— start Supplied data —
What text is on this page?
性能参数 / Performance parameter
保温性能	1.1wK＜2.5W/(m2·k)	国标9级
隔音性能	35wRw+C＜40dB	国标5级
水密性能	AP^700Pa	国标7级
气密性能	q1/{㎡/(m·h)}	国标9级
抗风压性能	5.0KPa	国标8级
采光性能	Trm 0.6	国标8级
— end Supplied data —
--- Task description ---
Word for word, write out the data.

--- Finished task ---
What text is on this page?
性能参数 / Performance parameter
保温性能	1.1wK＜2.5W/(m2·k)	国标9级
隔音性能	35wRw+C＜40dB	国标5级
水密性能	AP^700Pa	国标7级
气密性能	q1/{㎡/(m·h)}	国标9级
抗风压性能	5.0KPa	国标8级
采光性能	Trm 0.6	国标8级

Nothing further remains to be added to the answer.